Задание: Какому изданию Муслим Магомаев дал свое последнее интервью, согласно тексту о нем?

Текст для чтения:

Муслим Магомаев:
«Пусть меня запомнят поющим…» Саид БИЦОЕВ Уход Муслима Магомаева – это прощание с целой эпохой, эпохой высоких чувств и романтических устремлений. Муслим Магомаев был фантастически популярным исполнителем. «Он ворвался в нашу жизнь подобно яркой комете», – писал о нем Святослав Бэлза. В декабре мы отмечаем печальную дату – вот уже сорок дней, как с нами нет великого артиста.
Свое последнее интервью Муслим Магомаев дал «Новым Известиям». – Муслим Магометович, почему вы так рано ушли со сцены?
– Я давно сказал, что ухожу. Лучше достойно уйти, когда тебя помнят поющим. А зачем опять возвращаться, как делают некоторые мои коллеги? Нет, ради бога! Их право!
Я уважаю Лемешева, которого все запомнили поющим, не смотря на годы. И поющим очень хорошо. Помню еще Марка Осиповича Рейзена, нашего соседа. Человеку было 85, а он вышел и спел Гремина.
И спел очень достойно. Я никак не мог понять – как это можно? Столько лет быть на сцене, сохранить голос, сохранить желание петь. У меня, к сожалению, давно уже нет желания. Потому что я по натуре, простите за сравнение, соловей: хочу – пою, не хочу – не пою.

Предоставленные строки:

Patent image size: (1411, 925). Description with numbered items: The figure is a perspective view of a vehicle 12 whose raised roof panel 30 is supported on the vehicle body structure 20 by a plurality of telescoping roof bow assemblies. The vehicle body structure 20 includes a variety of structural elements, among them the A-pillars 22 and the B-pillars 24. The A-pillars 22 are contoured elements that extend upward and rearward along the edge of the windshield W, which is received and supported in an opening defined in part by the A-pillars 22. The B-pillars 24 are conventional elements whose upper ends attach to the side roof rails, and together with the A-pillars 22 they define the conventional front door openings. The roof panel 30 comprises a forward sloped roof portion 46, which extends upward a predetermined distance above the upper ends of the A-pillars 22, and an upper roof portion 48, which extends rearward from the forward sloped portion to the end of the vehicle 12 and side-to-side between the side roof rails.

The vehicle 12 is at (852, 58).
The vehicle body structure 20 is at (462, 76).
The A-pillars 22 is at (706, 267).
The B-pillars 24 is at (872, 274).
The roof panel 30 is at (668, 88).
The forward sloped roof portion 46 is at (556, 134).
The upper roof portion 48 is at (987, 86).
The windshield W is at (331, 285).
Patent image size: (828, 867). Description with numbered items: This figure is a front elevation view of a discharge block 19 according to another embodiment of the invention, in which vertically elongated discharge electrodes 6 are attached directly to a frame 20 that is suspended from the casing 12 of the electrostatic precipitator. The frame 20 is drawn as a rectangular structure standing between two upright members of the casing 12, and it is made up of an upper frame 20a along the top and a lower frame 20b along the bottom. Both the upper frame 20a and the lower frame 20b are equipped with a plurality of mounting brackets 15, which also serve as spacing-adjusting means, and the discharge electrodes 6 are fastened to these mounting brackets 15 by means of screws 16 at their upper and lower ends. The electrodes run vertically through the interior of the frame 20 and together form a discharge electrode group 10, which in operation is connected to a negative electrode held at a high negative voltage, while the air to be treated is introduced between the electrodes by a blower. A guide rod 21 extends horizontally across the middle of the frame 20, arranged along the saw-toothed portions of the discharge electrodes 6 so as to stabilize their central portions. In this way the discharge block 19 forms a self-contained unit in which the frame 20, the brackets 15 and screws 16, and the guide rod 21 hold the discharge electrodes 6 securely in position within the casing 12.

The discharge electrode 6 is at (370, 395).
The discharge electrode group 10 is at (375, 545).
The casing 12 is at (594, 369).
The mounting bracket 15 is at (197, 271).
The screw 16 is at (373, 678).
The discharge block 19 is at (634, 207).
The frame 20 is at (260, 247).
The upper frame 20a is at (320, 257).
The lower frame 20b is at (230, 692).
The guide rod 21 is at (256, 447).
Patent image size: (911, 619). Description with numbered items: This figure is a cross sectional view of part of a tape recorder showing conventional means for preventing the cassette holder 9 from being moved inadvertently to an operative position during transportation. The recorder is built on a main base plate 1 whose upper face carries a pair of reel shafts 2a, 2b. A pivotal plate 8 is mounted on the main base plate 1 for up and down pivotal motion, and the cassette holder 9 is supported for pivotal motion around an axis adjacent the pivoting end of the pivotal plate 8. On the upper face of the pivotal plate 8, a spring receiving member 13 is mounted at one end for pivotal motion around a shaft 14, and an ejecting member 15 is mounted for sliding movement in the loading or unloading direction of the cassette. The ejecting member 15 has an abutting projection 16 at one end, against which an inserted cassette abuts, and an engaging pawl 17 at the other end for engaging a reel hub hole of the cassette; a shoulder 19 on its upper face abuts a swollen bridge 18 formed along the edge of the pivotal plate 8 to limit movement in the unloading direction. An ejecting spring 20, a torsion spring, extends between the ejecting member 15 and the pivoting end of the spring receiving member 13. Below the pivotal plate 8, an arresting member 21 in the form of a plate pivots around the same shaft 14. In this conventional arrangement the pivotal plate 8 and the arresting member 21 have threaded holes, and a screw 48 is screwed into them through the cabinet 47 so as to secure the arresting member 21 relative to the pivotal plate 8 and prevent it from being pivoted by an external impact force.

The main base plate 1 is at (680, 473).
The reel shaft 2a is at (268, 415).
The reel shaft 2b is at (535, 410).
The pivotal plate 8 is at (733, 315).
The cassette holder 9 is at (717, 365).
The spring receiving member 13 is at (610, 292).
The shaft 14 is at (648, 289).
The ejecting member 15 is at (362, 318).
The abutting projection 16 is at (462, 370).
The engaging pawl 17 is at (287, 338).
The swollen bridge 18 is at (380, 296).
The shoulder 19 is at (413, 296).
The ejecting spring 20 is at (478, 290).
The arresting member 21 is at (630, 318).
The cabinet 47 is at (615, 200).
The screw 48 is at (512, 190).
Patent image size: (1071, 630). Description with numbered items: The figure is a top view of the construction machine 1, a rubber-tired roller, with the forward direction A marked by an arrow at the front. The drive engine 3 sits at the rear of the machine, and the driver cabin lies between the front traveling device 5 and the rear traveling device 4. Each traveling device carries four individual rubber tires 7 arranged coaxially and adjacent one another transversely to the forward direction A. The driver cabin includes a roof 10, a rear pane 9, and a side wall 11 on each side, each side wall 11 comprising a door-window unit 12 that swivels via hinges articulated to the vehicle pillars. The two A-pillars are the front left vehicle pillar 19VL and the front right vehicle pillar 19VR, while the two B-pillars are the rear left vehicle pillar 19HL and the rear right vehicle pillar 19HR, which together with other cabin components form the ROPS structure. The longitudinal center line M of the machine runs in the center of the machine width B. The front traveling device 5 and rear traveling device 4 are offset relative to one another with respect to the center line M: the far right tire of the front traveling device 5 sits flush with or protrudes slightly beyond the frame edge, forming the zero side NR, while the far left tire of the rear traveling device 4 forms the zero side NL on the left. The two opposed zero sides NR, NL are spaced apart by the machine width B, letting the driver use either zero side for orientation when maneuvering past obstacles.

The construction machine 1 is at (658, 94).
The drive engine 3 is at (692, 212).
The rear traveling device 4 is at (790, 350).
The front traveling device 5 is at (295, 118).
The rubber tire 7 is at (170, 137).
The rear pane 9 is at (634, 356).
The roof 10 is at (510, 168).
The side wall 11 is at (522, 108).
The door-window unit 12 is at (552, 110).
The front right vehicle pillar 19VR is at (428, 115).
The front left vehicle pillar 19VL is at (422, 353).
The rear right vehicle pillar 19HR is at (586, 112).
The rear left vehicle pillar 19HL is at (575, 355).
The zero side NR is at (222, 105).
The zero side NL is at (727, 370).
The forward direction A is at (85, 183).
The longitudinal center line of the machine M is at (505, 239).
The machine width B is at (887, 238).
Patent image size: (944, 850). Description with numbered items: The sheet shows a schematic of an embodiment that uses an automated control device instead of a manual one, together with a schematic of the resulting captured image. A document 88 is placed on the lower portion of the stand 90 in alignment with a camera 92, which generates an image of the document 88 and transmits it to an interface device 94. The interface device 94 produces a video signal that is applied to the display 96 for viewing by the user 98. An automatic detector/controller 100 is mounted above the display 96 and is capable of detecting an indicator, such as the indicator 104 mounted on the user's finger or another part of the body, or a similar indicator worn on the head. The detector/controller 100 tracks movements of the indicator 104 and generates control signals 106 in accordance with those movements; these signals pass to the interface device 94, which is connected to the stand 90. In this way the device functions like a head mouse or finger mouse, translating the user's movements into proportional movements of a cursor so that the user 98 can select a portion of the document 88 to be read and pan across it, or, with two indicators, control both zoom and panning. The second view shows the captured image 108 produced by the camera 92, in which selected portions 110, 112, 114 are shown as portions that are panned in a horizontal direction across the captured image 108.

Ожидаемый ответ: «Новым Известиям».